Exercise details:
Copy the records beginning at the line that contains "footer-line: ※営業時間:10:00~16:00 xyxy=(10,405,143,417)" and stopping after the line that contains "svg-text:狭: 狭 xyxy=(610,203,621,216)", with both of those lines included.

Data lines:
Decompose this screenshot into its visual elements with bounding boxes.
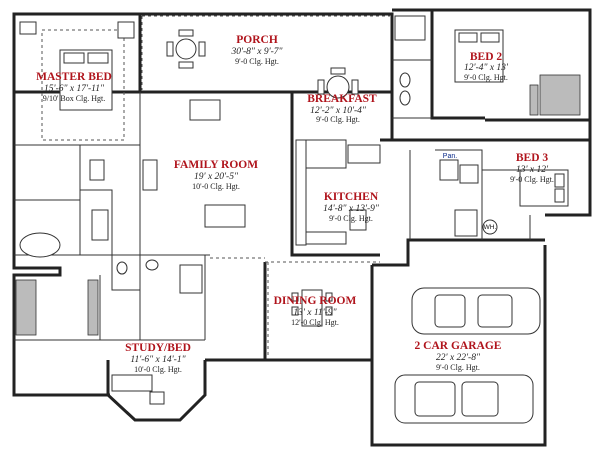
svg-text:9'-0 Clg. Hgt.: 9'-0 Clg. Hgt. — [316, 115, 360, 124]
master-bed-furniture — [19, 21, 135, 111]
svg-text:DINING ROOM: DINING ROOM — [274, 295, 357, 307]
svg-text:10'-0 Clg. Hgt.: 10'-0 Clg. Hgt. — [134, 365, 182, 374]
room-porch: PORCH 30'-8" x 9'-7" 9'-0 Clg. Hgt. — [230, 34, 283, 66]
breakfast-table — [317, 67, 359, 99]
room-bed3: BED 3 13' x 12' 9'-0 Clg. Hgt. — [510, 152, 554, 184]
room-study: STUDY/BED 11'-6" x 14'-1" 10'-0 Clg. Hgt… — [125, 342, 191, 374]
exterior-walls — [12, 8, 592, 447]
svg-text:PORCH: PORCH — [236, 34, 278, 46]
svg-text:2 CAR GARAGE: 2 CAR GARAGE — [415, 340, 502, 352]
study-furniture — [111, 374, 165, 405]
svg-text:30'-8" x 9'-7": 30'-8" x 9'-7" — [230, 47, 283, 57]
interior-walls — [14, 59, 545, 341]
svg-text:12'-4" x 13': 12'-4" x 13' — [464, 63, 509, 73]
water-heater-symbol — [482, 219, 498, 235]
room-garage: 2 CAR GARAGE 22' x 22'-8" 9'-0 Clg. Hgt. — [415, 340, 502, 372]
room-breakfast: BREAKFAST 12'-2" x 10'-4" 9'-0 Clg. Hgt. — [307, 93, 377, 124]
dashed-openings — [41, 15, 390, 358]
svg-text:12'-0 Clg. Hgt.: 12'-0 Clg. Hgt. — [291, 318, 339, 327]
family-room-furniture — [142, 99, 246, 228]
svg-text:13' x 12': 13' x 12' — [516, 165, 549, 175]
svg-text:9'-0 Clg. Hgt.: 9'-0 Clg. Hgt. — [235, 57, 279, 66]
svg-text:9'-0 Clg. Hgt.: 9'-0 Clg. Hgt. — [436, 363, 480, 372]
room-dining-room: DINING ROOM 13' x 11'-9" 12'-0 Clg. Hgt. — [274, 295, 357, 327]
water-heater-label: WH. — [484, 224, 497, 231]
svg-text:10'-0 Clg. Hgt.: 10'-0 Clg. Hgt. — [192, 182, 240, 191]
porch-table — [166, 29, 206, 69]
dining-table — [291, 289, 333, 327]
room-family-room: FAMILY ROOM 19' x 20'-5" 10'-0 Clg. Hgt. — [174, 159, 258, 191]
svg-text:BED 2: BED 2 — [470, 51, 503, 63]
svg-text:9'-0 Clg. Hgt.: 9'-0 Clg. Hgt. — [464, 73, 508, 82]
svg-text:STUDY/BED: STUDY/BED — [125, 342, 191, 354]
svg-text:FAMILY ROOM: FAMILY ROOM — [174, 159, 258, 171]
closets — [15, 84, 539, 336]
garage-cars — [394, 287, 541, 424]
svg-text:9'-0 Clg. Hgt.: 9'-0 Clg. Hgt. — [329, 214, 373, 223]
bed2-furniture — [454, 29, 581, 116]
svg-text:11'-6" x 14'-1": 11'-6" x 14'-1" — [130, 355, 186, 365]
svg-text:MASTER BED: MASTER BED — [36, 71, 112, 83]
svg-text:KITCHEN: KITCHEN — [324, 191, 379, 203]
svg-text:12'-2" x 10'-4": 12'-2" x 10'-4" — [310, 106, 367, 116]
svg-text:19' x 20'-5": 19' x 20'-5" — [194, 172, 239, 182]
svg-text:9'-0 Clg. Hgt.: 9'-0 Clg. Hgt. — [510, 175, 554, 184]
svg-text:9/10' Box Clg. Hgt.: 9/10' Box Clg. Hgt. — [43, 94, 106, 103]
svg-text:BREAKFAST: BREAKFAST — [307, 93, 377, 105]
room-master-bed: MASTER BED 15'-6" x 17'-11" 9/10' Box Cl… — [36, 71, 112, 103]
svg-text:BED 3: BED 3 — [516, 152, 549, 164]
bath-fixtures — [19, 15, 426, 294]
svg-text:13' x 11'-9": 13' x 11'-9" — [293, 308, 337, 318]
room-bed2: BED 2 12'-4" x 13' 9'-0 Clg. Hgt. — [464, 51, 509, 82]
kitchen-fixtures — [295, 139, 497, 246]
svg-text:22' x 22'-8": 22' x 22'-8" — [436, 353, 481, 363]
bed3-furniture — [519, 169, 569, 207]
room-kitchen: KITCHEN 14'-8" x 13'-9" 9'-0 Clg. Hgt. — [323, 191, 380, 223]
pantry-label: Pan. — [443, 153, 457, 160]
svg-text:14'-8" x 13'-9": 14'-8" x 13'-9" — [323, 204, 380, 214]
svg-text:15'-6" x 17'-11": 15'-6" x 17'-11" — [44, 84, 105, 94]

...

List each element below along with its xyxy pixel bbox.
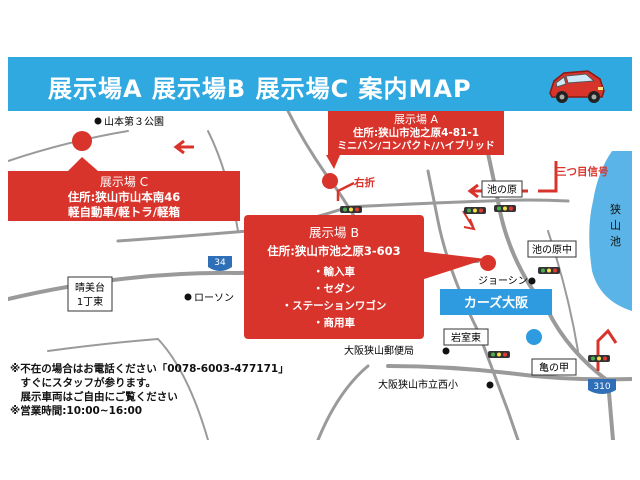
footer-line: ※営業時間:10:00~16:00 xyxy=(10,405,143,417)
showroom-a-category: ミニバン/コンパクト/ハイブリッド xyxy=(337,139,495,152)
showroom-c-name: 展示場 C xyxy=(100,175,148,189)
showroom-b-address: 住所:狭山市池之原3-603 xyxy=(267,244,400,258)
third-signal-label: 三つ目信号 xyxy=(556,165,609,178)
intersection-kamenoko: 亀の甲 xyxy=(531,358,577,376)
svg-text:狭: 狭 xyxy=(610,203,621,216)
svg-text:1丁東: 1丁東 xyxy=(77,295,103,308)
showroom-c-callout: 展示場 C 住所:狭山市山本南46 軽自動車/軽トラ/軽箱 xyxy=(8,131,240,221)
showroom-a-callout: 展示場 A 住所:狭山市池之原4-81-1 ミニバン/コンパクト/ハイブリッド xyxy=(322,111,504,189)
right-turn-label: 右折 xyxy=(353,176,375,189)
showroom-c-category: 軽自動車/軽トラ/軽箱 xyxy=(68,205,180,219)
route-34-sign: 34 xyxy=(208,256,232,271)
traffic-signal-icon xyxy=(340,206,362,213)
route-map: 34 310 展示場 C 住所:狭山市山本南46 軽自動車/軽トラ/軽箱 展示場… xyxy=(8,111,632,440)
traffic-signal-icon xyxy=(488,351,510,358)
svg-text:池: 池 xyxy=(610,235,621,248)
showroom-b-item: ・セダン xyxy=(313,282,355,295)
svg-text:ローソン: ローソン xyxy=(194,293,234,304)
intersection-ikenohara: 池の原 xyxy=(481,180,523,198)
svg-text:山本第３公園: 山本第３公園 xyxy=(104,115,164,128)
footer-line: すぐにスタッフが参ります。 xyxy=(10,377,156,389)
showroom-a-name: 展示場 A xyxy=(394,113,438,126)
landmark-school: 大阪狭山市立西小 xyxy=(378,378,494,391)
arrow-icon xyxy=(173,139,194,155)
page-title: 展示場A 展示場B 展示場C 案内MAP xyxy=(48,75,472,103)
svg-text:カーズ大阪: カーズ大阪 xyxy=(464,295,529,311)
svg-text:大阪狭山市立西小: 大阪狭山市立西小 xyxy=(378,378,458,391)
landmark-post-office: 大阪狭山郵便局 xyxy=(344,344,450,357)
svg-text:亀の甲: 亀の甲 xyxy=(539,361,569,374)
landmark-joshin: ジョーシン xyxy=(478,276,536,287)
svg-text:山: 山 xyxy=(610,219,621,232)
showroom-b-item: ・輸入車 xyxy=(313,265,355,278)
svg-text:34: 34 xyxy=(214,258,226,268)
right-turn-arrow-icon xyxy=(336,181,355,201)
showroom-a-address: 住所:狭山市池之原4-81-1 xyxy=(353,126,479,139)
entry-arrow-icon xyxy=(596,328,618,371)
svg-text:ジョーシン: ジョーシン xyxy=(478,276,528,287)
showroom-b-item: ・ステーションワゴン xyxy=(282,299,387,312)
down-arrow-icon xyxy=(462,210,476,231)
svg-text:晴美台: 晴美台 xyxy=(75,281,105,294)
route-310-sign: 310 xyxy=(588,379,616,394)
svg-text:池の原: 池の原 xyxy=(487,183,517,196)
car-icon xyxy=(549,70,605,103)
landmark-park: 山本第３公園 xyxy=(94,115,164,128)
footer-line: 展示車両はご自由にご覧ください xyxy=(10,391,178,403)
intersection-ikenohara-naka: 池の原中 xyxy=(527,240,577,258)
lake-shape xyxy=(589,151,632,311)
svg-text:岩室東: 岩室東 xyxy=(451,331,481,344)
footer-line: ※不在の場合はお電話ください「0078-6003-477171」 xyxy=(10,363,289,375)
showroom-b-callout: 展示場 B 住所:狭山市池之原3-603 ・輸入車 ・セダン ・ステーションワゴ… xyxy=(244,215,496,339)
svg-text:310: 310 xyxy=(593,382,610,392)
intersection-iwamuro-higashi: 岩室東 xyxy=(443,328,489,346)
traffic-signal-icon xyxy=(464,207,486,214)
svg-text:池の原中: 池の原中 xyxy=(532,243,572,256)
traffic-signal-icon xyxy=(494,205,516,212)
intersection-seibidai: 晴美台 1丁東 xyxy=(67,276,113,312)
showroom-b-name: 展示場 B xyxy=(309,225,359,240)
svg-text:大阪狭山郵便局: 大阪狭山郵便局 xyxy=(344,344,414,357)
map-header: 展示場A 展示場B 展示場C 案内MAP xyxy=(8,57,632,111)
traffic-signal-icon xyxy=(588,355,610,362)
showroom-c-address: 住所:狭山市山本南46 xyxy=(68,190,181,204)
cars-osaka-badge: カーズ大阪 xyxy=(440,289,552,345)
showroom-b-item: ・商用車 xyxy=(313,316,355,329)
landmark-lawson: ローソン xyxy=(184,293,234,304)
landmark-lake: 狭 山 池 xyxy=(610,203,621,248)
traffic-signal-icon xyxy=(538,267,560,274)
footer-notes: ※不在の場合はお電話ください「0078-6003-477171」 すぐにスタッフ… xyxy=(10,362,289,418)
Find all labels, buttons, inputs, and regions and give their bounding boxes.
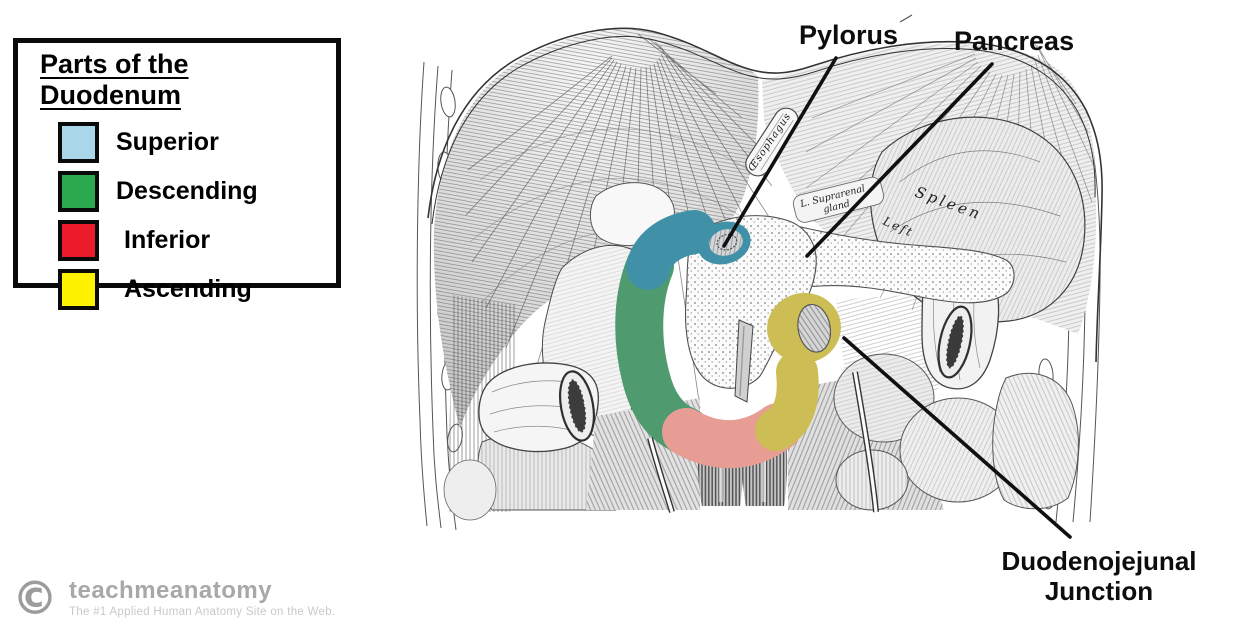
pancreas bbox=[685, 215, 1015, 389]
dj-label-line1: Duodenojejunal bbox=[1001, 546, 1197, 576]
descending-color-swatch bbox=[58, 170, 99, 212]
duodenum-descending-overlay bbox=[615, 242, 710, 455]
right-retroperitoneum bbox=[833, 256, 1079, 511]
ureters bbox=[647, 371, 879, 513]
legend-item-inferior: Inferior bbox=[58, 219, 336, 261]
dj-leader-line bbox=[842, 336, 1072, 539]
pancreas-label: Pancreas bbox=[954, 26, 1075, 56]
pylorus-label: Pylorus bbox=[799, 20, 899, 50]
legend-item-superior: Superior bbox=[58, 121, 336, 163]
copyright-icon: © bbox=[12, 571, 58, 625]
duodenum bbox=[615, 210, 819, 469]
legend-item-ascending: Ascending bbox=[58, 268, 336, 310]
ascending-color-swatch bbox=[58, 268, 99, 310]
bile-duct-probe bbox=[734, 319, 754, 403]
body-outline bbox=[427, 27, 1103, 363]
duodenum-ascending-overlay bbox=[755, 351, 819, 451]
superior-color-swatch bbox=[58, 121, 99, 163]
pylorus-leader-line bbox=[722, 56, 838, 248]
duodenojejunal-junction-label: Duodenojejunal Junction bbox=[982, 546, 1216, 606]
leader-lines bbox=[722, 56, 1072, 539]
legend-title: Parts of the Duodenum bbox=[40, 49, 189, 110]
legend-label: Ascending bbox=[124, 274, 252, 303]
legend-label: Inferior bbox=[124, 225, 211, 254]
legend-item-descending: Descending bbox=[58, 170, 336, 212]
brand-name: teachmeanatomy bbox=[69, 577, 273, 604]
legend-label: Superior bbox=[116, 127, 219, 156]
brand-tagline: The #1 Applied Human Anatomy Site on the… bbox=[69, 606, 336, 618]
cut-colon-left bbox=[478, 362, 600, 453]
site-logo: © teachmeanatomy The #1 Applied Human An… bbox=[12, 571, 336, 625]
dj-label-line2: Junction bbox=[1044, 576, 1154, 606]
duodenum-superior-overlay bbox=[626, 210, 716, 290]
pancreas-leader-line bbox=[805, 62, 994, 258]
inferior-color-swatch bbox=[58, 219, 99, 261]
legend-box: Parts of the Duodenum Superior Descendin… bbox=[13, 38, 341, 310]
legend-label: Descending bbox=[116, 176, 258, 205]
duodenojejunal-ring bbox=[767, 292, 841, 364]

...

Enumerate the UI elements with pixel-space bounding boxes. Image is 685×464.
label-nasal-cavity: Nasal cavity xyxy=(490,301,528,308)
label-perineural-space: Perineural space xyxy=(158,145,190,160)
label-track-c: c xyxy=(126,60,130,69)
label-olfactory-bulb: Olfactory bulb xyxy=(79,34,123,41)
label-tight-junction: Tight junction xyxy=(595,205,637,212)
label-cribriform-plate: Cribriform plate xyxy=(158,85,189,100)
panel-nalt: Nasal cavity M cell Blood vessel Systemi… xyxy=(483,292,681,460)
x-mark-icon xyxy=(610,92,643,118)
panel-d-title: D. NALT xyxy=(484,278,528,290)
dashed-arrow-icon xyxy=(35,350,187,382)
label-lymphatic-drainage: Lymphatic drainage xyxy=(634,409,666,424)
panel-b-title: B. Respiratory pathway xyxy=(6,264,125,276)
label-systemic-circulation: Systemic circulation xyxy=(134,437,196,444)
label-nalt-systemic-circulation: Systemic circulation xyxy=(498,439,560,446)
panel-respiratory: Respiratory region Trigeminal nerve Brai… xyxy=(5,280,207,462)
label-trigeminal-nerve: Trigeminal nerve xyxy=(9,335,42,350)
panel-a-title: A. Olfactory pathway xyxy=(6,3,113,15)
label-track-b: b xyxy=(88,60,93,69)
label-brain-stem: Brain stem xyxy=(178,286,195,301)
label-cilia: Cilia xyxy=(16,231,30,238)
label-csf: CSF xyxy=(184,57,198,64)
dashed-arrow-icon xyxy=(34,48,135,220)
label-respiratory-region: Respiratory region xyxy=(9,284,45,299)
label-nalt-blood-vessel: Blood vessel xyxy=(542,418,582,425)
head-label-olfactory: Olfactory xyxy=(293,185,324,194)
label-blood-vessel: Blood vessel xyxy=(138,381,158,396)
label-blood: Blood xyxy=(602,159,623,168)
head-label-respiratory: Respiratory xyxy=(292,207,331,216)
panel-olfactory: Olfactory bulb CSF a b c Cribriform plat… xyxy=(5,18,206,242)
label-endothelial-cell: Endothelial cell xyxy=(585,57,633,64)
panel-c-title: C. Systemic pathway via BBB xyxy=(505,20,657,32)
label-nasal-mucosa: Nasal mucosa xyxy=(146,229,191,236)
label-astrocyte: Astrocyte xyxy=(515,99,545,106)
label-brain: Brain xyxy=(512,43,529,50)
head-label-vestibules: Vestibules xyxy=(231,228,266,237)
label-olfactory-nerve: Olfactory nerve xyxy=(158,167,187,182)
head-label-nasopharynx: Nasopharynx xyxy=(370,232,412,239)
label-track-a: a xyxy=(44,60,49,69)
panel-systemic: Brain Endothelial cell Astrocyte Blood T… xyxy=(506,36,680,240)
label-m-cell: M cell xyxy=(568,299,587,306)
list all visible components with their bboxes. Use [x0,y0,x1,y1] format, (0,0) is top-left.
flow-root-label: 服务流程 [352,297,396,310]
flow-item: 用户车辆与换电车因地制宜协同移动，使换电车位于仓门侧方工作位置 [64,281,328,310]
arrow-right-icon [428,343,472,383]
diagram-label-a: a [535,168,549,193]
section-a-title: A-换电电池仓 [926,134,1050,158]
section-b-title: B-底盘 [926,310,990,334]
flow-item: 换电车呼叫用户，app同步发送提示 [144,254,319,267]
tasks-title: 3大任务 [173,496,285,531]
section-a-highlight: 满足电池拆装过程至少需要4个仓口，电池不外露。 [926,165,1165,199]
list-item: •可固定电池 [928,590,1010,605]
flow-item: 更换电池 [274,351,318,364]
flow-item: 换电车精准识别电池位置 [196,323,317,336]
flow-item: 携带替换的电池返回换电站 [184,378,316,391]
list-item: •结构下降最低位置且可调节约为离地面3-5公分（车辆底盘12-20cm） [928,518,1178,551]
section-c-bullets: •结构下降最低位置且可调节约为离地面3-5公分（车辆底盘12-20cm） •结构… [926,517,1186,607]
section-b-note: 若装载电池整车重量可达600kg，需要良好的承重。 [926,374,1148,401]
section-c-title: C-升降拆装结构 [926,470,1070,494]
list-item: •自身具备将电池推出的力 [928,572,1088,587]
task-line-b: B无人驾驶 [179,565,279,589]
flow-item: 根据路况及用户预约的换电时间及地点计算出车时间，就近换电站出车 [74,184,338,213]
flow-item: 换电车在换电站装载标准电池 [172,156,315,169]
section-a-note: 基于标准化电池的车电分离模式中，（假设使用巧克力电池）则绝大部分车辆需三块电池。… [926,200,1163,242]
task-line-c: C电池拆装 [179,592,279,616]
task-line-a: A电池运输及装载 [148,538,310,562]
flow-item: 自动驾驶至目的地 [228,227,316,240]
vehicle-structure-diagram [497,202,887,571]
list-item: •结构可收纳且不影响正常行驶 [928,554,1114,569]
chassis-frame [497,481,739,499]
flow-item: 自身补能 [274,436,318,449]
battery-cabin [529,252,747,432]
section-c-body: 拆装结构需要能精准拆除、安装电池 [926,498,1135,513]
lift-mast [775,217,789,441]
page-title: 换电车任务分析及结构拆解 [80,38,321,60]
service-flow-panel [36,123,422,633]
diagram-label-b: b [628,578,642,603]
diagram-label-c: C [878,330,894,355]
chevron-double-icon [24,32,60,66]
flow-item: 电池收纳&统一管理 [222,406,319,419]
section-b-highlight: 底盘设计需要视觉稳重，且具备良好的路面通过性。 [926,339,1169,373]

Solution to the problem:
footer-line: ※営業時間:10:00~16:00 xyxy=(10,405,143,417)
showroom-a-category: ミニバン/コンパクト/ハイブリッド xyxy=(337,139,495,152)
showroom-c-name: 展示場 C xyxy=(100,175,148,189)
showroom-b-address: 住所:狭山市池之原3-603 xyxy=(267,244,400,258)
third-signal-label: 三つ目信号 xyxy=(556,165,609,178)
intersection-kamenoko: 亀の甲 xyxy=(531,358,577,376)
svg-text:狭: 狭 xyxy=(610,203,621,216)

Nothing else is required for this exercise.